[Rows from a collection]

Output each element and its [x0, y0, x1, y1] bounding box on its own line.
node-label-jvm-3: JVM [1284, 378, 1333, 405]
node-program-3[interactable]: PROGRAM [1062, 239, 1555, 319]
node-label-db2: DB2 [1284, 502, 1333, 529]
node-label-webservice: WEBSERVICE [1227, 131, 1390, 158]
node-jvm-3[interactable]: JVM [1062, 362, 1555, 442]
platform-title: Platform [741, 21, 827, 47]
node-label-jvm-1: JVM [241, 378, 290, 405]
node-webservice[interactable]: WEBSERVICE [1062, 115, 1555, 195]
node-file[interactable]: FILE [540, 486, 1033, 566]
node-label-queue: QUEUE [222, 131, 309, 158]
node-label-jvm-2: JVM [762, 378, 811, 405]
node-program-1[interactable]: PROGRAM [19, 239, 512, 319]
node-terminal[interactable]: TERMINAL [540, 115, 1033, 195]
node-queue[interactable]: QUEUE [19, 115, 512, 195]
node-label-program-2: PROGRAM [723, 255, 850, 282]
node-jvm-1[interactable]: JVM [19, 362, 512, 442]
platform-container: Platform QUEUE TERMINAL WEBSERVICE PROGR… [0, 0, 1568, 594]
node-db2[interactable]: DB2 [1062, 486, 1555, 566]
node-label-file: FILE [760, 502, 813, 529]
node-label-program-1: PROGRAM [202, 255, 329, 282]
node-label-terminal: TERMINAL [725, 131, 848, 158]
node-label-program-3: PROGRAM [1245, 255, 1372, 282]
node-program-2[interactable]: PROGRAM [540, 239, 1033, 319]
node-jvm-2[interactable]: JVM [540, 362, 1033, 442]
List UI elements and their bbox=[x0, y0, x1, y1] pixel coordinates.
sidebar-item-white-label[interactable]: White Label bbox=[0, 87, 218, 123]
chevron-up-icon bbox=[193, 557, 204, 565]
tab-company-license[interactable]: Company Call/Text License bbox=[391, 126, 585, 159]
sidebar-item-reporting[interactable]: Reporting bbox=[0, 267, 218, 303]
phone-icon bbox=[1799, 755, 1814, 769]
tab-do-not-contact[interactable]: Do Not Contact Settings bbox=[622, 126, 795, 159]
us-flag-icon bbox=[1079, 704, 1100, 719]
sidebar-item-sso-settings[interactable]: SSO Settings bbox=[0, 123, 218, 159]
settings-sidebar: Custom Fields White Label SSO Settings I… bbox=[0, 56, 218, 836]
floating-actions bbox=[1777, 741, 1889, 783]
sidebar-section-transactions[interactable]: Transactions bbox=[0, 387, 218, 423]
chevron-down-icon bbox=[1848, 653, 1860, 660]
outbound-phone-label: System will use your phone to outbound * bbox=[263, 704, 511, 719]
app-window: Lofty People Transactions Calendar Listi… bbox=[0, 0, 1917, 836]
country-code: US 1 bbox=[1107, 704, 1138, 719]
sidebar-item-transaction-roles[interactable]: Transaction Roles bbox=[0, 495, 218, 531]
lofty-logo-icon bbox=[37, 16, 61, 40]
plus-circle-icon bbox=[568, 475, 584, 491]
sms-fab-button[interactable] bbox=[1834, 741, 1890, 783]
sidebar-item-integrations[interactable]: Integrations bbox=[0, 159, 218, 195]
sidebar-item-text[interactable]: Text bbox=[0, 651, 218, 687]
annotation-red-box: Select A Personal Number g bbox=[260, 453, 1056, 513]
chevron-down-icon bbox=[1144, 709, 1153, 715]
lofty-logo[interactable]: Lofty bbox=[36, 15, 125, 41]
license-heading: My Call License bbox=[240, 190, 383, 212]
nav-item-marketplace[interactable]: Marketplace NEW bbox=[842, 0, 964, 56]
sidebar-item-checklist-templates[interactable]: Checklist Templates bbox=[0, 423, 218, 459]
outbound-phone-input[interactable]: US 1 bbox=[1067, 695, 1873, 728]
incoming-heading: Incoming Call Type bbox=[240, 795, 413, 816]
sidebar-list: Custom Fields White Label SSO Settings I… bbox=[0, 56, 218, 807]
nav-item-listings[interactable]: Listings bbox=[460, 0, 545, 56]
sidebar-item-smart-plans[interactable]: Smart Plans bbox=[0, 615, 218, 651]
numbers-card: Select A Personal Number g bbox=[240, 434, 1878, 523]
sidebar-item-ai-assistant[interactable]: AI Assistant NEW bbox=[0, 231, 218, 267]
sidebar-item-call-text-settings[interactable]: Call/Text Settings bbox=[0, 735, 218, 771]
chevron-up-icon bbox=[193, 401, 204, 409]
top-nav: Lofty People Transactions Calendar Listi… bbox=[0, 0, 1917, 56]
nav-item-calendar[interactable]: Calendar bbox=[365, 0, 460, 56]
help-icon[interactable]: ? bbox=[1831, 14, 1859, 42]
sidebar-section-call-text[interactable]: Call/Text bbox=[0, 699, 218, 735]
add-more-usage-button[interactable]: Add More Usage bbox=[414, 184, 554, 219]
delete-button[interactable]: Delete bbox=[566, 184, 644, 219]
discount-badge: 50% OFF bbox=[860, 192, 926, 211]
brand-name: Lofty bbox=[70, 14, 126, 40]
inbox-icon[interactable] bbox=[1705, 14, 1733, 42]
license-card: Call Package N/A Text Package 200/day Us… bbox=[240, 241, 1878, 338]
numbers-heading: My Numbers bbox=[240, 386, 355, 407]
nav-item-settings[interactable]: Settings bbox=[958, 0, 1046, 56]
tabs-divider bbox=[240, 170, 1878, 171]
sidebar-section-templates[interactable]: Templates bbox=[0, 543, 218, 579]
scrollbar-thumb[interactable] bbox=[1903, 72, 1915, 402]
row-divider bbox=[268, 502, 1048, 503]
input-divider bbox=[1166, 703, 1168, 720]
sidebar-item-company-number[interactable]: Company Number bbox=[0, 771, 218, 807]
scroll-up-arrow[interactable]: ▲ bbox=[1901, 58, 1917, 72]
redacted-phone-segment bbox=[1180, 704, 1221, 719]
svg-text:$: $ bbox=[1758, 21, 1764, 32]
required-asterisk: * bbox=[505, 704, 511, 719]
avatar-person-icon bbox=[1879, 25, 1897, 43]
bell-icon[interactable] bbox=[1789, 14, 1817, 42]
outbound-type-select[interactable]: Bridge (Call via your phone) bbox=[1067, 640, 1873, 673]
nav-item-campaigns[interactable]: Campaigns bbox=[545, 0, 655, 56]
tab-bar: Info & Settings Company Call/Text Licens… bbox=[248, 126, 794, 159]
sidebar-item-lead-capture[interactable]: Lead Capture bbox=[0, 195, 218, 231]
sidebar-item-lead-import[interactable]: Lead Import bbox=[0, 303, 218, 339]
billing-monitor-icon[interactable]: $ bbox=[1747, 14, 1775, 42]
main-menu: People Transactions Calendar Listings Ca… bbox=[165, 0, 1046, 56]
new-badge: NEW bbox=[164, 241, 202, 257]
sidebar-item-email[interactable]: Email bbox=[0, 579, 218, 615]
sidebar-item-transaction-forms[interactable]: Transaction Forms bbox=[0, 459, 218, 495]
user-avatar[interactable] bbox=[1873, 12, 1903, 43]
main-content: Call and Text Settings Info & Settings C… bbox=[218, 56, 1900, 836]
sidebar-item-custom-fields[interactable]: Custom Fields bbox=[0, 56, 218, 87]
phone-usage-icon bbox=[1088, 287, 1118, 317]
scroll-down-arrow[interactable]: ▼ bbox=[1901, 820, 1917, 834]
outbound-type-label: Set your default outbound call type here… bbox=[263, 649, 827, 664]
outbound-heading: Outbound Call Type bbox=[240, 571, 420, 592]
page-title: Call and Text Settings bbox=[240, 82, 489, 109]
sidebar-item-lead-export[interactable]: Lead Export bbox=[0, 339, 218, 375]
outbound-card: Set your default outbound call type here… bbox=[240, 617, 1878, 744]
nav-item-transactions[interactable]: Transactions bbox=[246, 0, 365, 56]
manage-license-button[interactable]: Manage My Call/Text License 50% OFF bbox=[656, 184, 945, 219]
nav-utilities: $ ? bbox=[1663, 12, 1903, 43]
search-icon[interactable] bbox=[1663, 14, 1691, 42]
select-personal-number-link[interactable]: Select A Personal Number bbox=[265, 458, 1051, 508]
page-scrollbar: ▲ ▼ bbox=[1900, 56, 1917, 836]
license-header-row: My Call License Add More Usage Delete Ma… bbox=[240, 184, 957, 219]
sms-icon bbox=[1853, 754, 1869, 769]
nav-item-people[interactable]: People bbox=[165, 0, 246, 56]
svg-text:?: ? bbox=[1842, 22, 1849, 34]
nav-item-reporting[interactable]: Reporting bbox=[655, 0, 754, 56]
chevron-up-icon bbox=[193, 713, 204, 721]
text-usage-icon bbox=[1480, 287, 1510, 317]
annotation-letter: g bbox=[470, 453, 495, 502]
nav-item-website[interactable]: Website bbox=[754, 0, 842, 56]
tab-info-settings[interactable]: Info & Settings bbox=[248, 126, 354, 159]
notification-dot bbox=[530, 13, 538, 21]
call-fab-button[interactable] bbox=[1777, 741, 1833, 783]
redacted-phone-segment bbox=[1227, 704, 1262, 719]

• [EXERCISE GOAL]:
Rewrite the rows as a numbered list with blank lines omitted, covering only the span from the first row through the line containing "phone-icon bbox=[1799, 755, 1814, 769]", both ends included.

• [ANSWER TO THE PROBLEM]:
1. Output each element and its [x0, y0, x1, y1] bounding box on its own line.
2. node-label-jvm-3: JVM [1284, 378, 1333, 405]
3. node-program-3[interactable]: PROGRAM [1062, 239, 1555, 319]
4. node-label-db2: DB2 [1284, 502, 1333, 529]
5. node-label-webservice: WEBSERVICE [1227, 131, 1390, 158]
6. node-jvm-3[interactable]: JVM [1062, 362, 1555, 442]
7. platform-title: Platform [741, 21, 827, 47]
8. node-label-jvm-1: JVM [241, 378, 290, 405]
9. node-webservice[interactable]: WEBSERVICE [1062, 115, 1555, 195]
10. node-file[interactable]: FILE [540, 486, 1033, 566]
11. node-label-queue: QUEUE [222, 131, 309, 158]
12. node-label-jvm-2: JVM [762, 378, 811, 405]
13. node-program-1[interactable]: PROGRAM [19, 239, 512, 319]
14. node-terminal[interactable]: TERMINAL [540, 115, 1033, 195]
15. node-queue[interactable]: QUEUE [19, 115, 512, 195]
16. node-label-program-2: PROGRAM [723, 255, 850, 282]
17. node-jvm-1[interactable]: JVM [19, 362, 512, 442]
18. platform-container: Platform QUEUE TERMINAL WEBSERVICE PROGR… [0, 0, 1568, 594]
19. node-db2[interactable]: DB2 [1062, 486, 1555, 566]
20. node-label-file: FILE [760, 502, 813, 529]
21. node-label-program-1: PROGRAM [202, 255, 329, 282]
22. node-label-terminal: TERMINAL [725, 131, 848, 158]
23. node-label-program-3: PROGRAM [1245, 255, 1372, 282]
24. node-program-2[interactable]: PROGRAM [540, 239, 1033, 319]
25. node-jvm-2[interactable]: JVM [540, 362, 1033, 442]
26. List UI elements and their bbox=[x0, y0, x1, y1] pixel coordinates.
27. sidebar-item-white-label[interactable]: White Label bbox=[0, 87, 218, 123]
28. chevron-up-icon bbox=[193, 557, 204, 565]
29. tab-company-license[interactable]: Company Call/Text License bbox=[391, 126, 585, 159]
30. sidebar-item-reporting[interactable]: Reporting bbox=[0, 267, 218, 303]
31. phone-icon bbox=[1799, 755, 1814, 769]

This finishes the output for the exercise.